- To-do list:
a – Render this sentence from the article on unpacking the game files of This War of Mine into Spanish: "This War of Mine is a game where you have to deal with consequences of war."
b – Write out word for word the stretch of the article on unpacking the game files of This War of Mine starting at "Knowing that the" and ending at "the first screenshot.".

- Reading text:
This War of Mine: Unpacking Gamefiles
December 2018
This War of Mine is a game where you have to deal with consequences of war. Rather than playing a soldier, you are controlling a group of civilians, trying to survive the war and in the process, defending themselves and raiding other buildings. Further, the game especially highlights the emotional conflicts a person has to go through during those times and presents the player with difficult decisions.
Unpacking the gamefiles and inspecting how the game works was on my todo list for a long time now, I gave it a shot 4 years ago but did not put in enough time to finish it. It’s been bugging me a long time since, so I finally gave it another shot and finished the project.
I started by looking through the game’s directory and I noticed two notable
file extensions: *.idx
and *.dat
. One idx
file is always
accompanied by a dat
file, where the dat file is considerably
smaller than the corresponding idx
file.
This implies that the idx
files hold meta information describing the content
which is probably embedded inside the dat
files.
Opening the executable inside BinaryNinja and skimming
through the functions I noticed the function MountInternalFileSystem
as well as a few other functions belonging to some kind of filesystem.
Firing up GDB and breaking inside the MountInternalFileSystem
function
I discovered, that all containers like common
and animations
are mounted
at the start of the game.
In order to figure out more I wanted to see how the game accesses a file inside a container
and hopefully being able to find out how the .dat
and .idx
files are structured.
Knowing that the game uses lua I searched for any string containing .lua
and
found the function LuaWrapper::ExecuteFile
by xreffing that string. This function
is executed right at the start of the game and executes the main lua file, which
in turn executes other lua files. Putting a
breakpoint in that function and starting the game, we see that the game tries to execute
a file located at common/scripts
and named Main
.
The path does not exist inside the game directory, but common
is the name of a
container as seen in the first screenshot.
Looking at this function in binary ninja, we see three interesting calls.
First of all, the function allocates a new class FileReader
. After that,
it retrieves the file length, allocates a buffer with the file length (+1 for the
zero terminator) and reads the file contents into that buffer.
Digging deeper into the constructor of the FileReader
class, we arrive at a
function called GetInputStream
from the class FileSystem
.
The only thing which the constructor does is to retrieve the input stream of the passed
file which finally leads us to FileSystemContainerMountPoint::GetInputStream
.
This function passes a pointer to a local variable to the
function ContainerFileReaderCore::GetIndex
. ContainerFileReaderCore::GetIndex
retrieves the file information from the corresponding .idx
file and fills the given
struct with it. We’ll re-visit this function again later.
After that, the FileSystemContainerMountPoint::GetInputStream
constructs an
instance of the FileSystemContainerInputStream
class and returns it. Looking into
that constructor we discover a initialization of a class called DecompressionContext
,
so we’ll need to keep in mind that the data is probably compressed.
By now, we have a basic understanding of the games workflow. Every pair
of .idx
and .dat
files represent a container, which is mounted as soon as
the game starts. Every access to a file will instantiate an instance of
the FileReader
class. The constructor of that class prepares everything in order
to actually read from the file. After that, the file can be read by calling
FileReader::Read
.

- Data shown:
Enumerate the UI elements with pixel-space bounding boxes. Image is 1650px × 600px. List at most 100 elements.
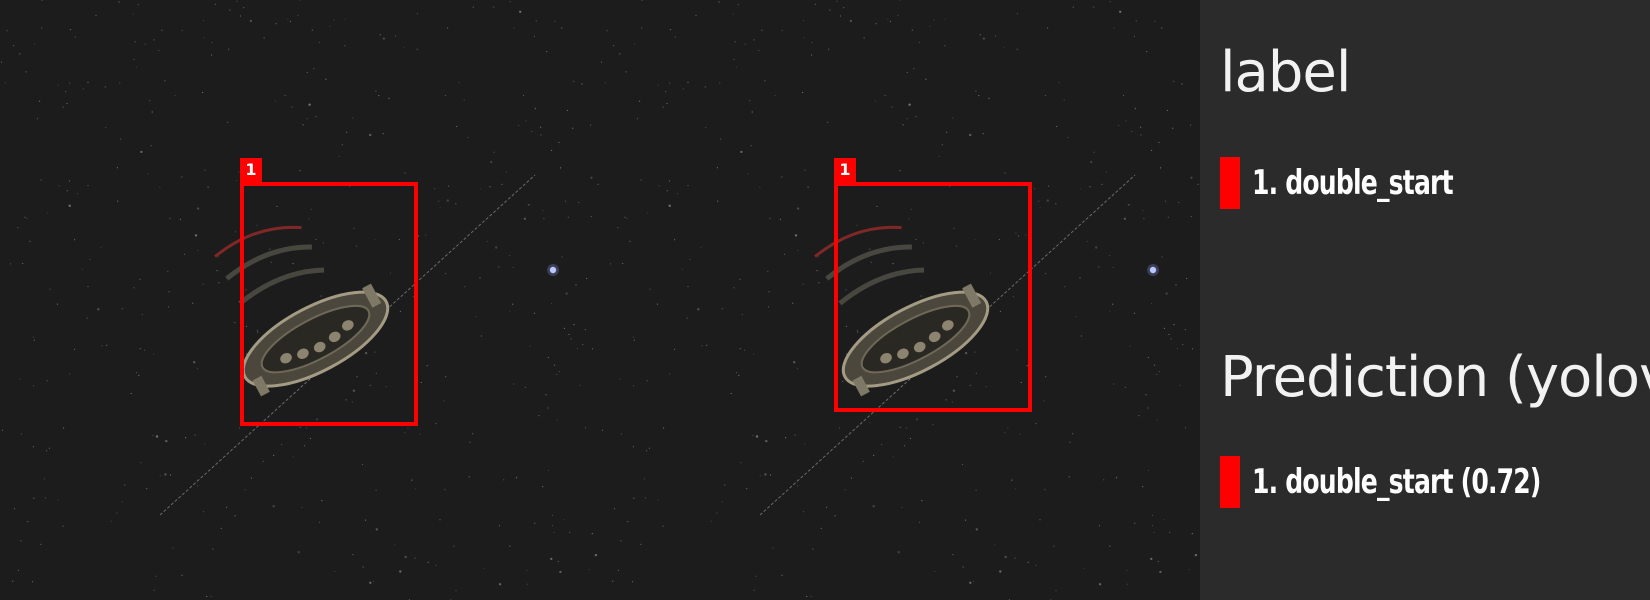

- Answer set:
a – This War of Mine es un juego en el que tienes que afrontar las consecuencias de la guerra.

b –
Knowing that the game uses lua I searched for any string containing .lua
and
found the function LuaWrapper::ExecuteFile
by xreffing that string. This function
is executed right at the start of the game and executes the main lua file, which
in turn executes other lua files. Putting a
breakpoint in that function and starting the game, we see that the game tries to execute
a file located at common/scripts
and named Main
.
The path does not exist inside the game directory, but common
is the name of a
container as seen in the first screenshot.